Figure collection entries:

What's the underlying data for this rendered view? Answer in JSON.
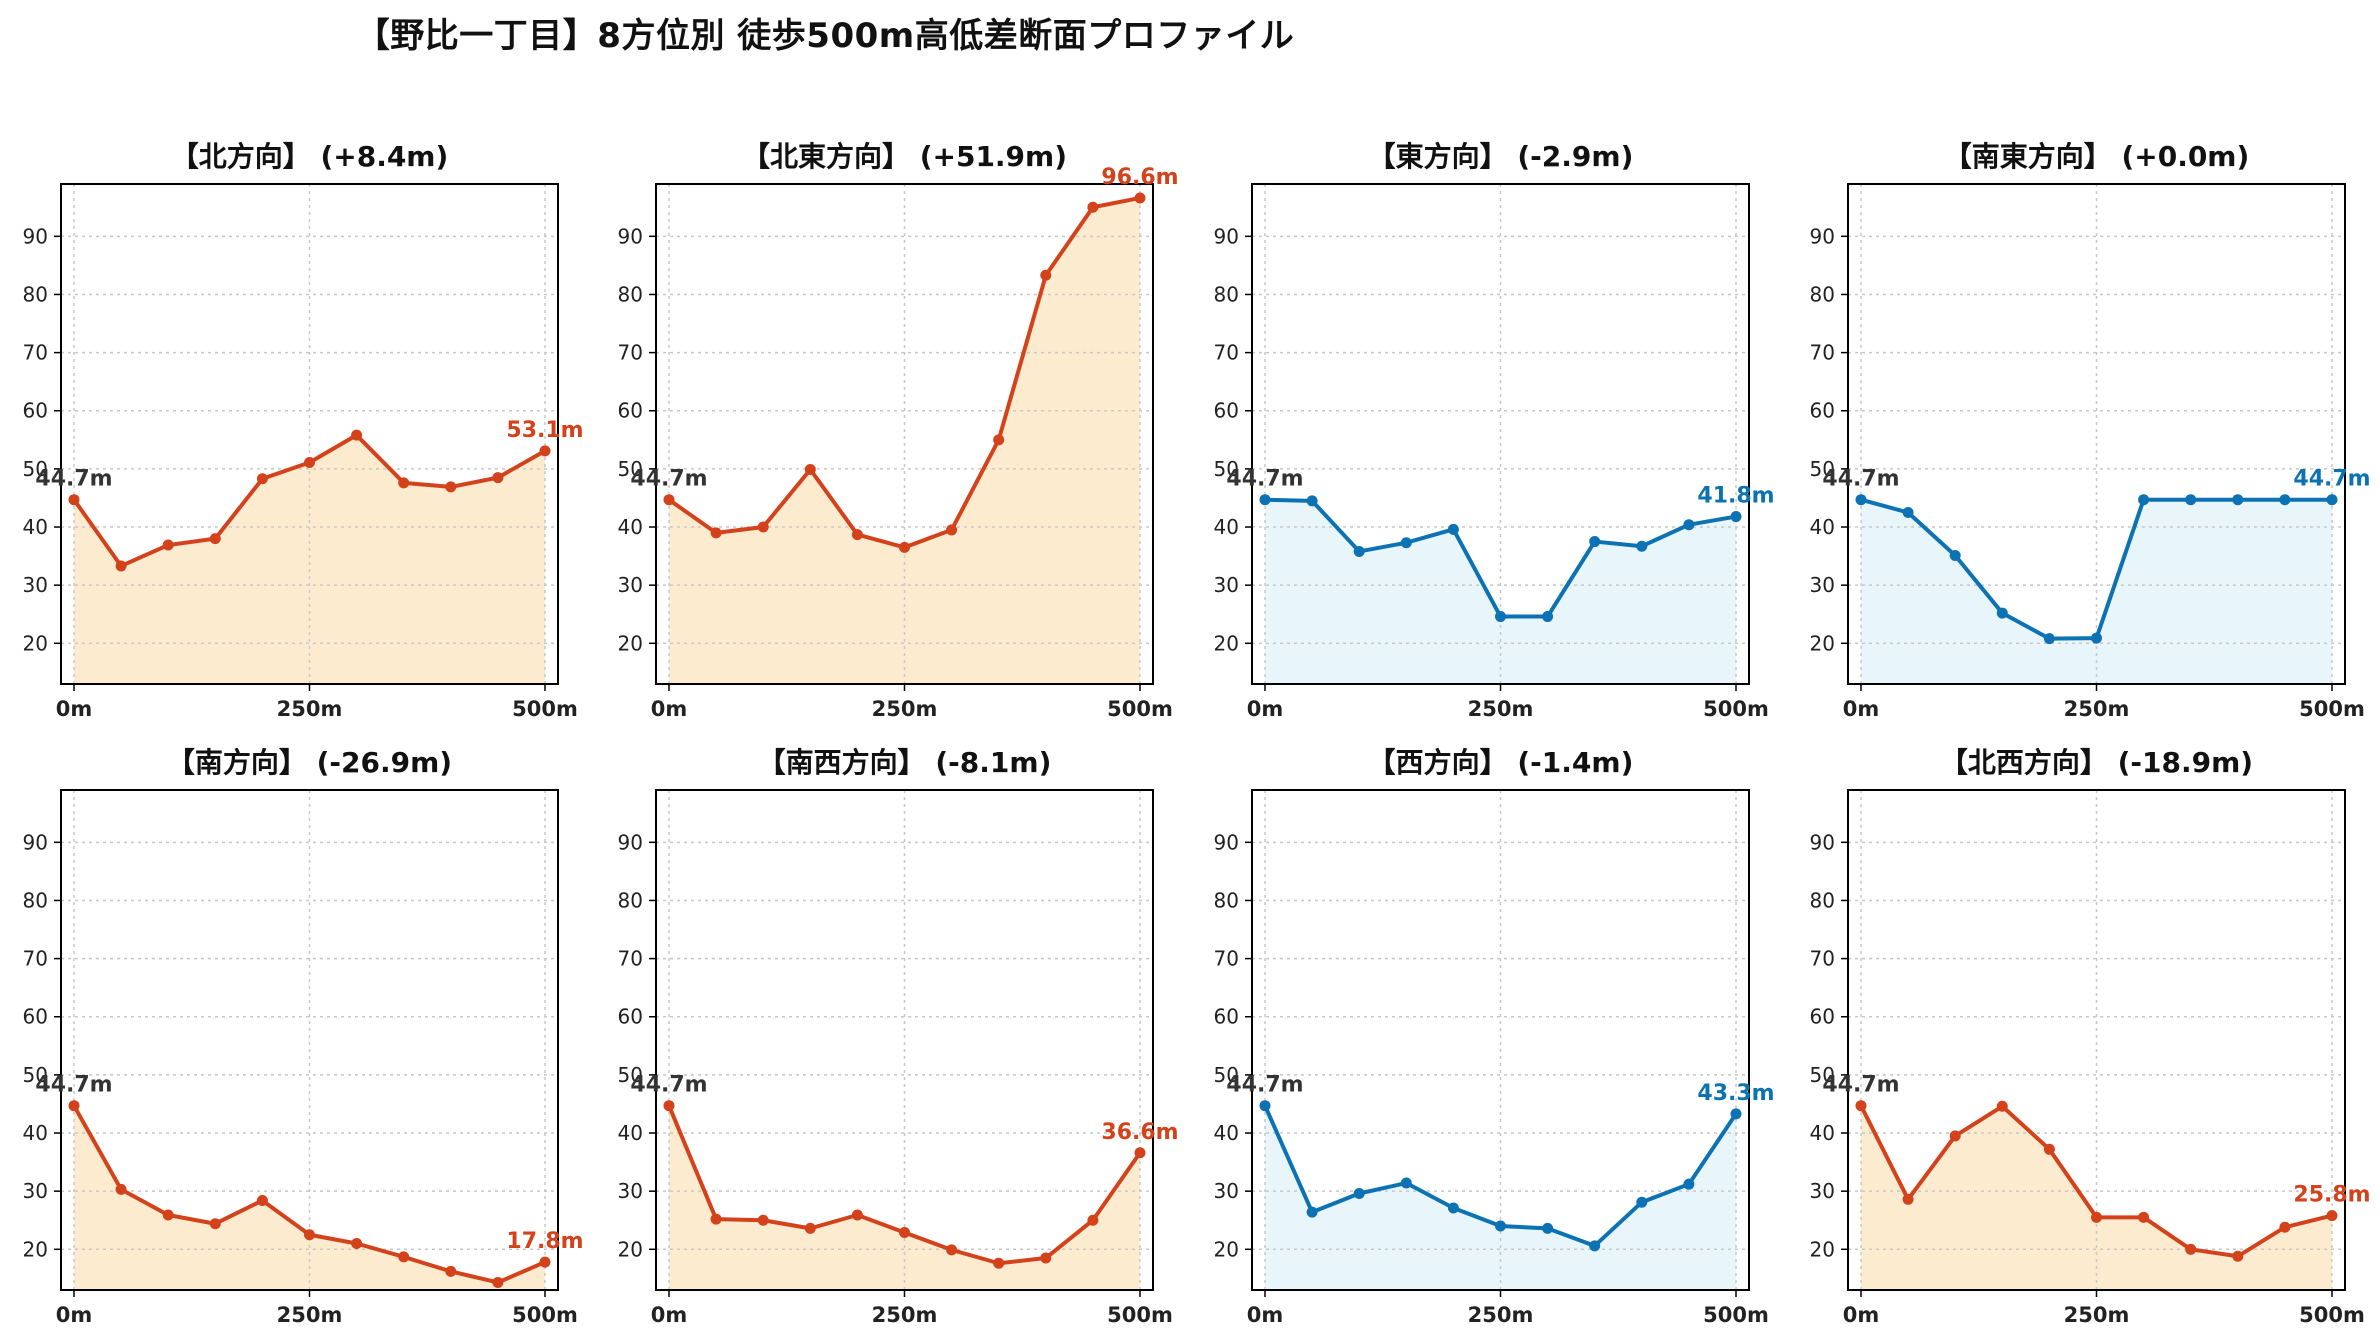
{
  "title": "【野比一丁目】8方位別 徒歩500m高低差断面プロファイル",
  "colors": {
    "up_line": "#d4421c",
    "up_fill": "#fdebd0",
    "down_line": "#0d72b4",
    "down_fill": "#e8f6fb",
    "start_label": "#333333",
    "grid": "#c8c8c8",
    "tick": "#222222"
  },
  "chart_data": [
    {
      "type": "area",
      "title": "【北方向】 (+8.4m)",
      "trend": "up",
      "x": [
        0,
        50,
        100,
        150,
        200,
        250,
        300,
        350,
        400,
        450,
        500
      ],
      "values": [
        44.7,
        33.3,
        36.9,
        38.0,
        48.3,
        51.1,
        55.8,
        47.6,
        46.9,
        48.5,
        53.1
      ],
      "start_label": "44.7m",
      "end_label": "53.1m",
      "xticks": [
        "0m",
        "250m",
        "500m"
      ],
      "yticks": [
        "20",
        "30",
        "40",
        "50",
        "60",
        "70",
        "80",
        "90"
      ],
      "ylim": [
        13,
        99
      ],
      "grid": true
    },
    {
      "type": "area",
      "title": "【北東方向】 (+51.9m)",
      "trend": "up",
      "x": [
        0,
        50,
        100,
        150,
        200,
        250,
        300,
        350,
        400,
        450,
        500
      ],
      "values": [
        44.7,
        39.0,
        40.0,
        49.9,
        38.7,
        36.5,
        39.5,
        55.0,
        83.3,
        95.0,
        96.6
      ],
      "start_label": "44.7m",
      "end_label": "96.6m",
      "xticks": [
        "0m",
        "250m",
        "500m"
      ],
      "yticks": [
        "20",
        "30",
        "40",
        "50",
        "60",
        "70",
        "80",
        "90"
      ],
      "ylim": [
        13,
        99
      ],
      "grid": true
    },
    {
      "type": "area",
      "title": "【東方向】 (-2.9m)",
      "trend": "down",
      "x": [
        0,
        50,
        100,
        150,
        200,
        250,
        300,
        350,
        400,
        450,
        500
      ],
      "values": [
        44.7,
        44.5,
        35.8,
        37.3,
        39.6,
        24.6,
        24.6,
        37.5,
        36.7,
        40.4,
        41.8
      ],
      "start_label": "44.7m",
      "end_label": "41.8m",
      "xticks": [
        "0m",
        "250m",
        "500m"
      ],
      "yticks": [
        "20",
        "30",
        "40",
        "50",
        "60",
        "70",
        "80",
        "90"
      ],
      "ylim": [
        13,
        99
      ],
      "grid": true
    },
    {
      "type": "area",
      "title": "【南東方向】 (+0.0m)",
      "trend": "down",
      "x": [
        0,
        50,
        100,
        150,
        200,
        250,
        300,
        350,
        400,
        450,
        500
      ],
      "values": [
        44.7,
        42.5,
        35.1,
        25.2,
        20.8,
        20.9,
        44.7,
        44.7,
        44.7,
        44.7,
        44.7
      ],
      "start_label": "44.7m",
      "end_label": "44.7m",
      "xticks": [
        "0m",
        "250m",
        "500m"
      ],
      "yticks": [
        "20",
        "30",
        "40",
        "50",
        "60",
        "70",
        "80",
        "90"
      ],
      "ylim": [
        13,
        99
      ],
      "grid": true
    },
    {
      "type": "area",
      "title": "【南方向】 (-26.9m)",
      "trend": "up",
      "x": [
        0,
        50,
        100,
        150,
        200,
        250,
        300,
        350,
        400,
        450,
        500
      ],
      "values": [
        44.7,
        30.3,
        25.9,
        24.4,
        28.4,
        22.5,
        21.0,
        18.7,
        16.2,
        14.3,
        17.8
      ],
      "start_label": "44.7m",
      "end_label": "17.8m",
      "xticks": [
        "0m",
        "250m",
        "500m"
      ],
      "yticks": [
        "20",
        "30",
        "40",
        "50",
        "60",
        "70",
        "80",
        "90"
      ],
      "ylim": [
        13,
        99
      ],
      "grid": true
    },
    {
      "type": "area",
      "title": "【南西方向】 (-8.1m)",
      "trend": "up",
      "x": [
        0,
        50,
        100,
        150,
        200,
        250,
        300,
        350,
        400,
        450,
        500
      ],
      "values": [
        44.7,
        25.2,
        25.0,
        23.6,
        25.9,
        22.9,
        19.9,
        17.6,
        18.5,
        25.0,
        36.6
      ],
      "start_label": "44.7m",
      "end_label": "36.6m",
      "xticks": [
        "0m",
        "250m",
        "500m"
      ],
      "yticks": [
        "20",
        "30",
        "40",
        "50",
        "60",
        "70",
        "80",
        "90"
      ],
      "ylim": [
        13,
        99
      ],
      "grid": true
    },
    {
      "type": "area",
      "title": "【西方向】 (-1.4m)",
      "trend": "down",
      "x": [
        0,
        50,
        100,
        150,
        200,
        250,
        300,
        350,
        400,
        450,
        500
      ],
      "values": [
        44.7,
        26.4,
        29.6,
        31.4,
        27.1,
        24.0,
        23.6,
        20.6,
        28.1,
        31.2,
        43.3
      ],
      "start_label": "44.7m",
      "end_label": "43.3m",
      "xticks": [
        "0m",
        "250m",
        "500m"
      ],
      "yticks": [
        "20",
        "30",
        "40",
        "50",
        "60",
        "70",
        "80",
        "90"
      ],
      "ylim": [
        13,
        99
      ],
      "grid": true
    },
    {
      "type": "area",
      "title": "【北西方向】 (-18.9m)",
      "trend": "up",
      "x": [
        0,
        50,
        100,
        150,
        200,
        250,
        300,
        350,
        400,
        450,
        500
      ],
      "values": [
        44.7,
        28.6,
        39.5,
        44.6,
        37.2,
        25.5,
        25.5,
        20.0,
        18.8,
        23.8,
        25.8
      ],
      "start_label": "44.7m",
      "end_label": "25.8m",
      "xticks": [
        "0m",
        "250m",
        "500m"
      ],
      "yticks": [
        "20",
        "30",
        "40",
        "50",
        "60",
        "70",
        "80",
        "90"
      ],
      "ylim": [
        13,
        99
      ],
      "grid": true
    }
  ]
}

What you will do | Can you restate all the records above word for word while dropping the pictures?

The reply |
What's the underlying data for this rendered view? Answer in JSON.
{
  "title": "【野比一丁目】8方位別 徒歩500m高低差断面プロファイル",
  "colors": {
    "up_line": "#d4421c",
    "up_fill": "#fdebd0",
    "down_line": "#0d72b4",
    "down_fill": "#e8f6fb",
    "start_label": "#333333",
    "grid": "#c8c8c8",
    "tick": "#222222"
  },
  "chart_data": [
    {
      "type": "area",
      "title": "【北方向】 (+8.4m)",
      "trend": "up",
      "x": [
        0,
        50,
        100,
        150,
        200,
        250,
        300,
        350,
        400,
        450,
        500
      ],
      "values": [
        44.7,
        33.3,
        36.9,
        38.0,
        48.3,
        51.1,
        55.8,
        47.6,
        46.9,
        48.5,
        53.1
      ],
      "start_label": "44.7m",
      "end_label": "53.1m",
      "xticks": [
        "0m",
        "250m",
        "500m"
      ],
      "yticks": [
        "20",
        "30",
        "40",
        "50",
        "60",
        "70",
        "80",
        "90"
      ],
      "ylim": [
        13,
        99
      ],
      "grid": true
    },
    {
      "type": "area",
      "title": "【北東方向】 (+51.9m)",
      "trend": "up",
      "x": [
        0,
        50,
        100,
        150,
        200,
        250,
        300,
        350,
        400,
        450,
        500
      ],
      "values": [
        44.7,
        39.0,
        40.0,
        49.9,
        38.7,
        36.5,
        39.5,
        55.0,
        83.3,
        95.0,
        96.6
      ],
      "start_label": "44.7m",
      "end_label": "96.6m",
      "xticks": [
        "0m",
        "250m",
        "500m"
      ],
      "yticks": [
        "20",
        "30",
        "40",
        "50",
        "60",
        "70",
        "80",
        "90"
      ],
      "ylim": [
        13,
        99
      ],
      "grid": true
    },
    {
      "type": "area",
      "title": "【東方向】 (-2.9m)",
      "trend": "down",
      "x": [
        0,
        50,
        100,
        150,
        200,
        250,
        300,
        350,
        400,
        450,
        500
      ],
      "values": [
        44.7,
        44.5,
        35.8,
        37.3,
        39.6,
        24.6,
        24.6,
        37.5,
        36.7,
        40.4,
        41.8
      ],
      "start_label": "44.7m",
      "end_label": "41.8m",
      "xticks": [
        "0m",
        "250m",
        "500m"
      ],
      "yticks": [
        "20",
        "30",
        "40",
        "50",
        "60",
        "70",
        "80",
        "90"
      ],
      "ylim": [
        13,
        99
      ],
      "grid": true
    },
    {
      "type": "area",
      "title": "【南東方向】 (+0.0m)",
      "trend": "down",
      "x": [
        0,
        50,
        100,
        150,
        200,
        250,
        300,
        350,
        400,
        450,
        500
      ],
      "values": [
        44.7,
        42.5,
        35.1,
        25.2,
        20.8,
        20.9,
        44.7,
        44.7,
        44.7,
        44.7,
        44.7
      ],
      "start_label": "44.7m",
      "end_label": "44.7m",
      "xticks": [
        "0m",
        "250m",
        "500m"
      ],
      "yticks": [
        "20",
        "30",
        "40",
        "50",
        "60",
        "70",
        "80",
        "90"
      ],
      "ylim": [
        13,
        99
      ],
      "grid": true
    },
    {
      "type": "area",
      "title": "【南方向】 (-26.9m)",
      "trend": "up",
      "x": [
        0,
        50,
        100,
        150,
        200,
        250,
        300,
        350,
        400,
        450,
        500
      ],
      "values": [
        44.7,
        30.3,
        25.9,
        24.4,
        28.4,
        22.5,
        21.0,
        18.7,
        16.2,
        14.3,
        17.8
      ],
      "start_label": "44.7m",
      "end_label": "17.8m",
      "xticks": [
        "0m",
        "250m",
        "500m"
      ],
      "yticks": [
        "20",
        "30",
        "40",
        "50",
        "60",
        "70",
        "80",
        "90"
      ],
      "ylim": [
        13,
        99
      ],
      "grid": true
    },
    {
      "type": "area",
      "title": "【南西方向】 (-8.1m)",
      "trend": "up",
      "x": [
        0,
        50,
        100,
        150,
        200,
        250,
        300,
        350,
        400,
        450,
        500
      ],
      "values": [
        44.7,
        25.2,
        25.0,
        23.6,
        25.9,
        22.9,
        19.9,
        17.6,
        18.5,
        25.0,
        36.6
      ],
      "start_label": "44.7m",
      "end_label": "36.6m",
      "xticks": [
        "0m",
        "250m",
        "500m"
      ],
      "yticks": [
        "20",
        "30",
        "40",
        "50",
        "60",
        "70",
        "80",
        "90"
      ],
      "ylim": [
        13,
        99
      ],
      "grid": true
    },
    {
      "type": "area",
      "title": "【西方向】 (-1.4m)",
      "trend": "down",
      "x": [
        0,
        50,
        100,
        150,
        200,
        250,
        300,
        350,
        400,
        450,
        500
      ],
      "values": [
        44.7,
        26.4,
        29.6,
        31.4,
        27.1,
        24.0,
        23.6,
        20.6,
        28.1,
        31.2,
        43.3
      ],
      "start_label": "44.7m",
      "end_label": "43.3m",
      "xticks": [
        "0m",
        "250m",
        "500m"
      ],
      "yticks": [
        "20",
        "30",
        "40",
        "50",
        "60",
        "70",
        "80",
        "90"
      ],
      "ylim": [
        13,
        99
      ],
      "grid": true
    },
    {
      "type": "area",
      "title": "【北西方向】 (-18.9m)",
      "trend": "up",
      "x": [
        0,
        50,
        100,
        150,
        200,
        250,
        300,
        350,
        400,
        450,
        500
      ],
      "values": [
        44.7,
        28.6,
        39.5,
        44.6,
        37.2,
        25.5,
        25.5,
        20.0,
        18.8,
        23.8,
        25.8
      ],
      "start_label": "44.7m",
      "end_label": "25.8m",
      "xticks": [
        "0m",
        "250m",
        "500m"
      ],
      "yticks": [
        "20",
        "30",
        "40",
        "50",
        "60",
        "70",
        "80",
        "90"
      ],
      "ylim": [
        13,
        99
      ],
      "grid": true
    }
  ]
}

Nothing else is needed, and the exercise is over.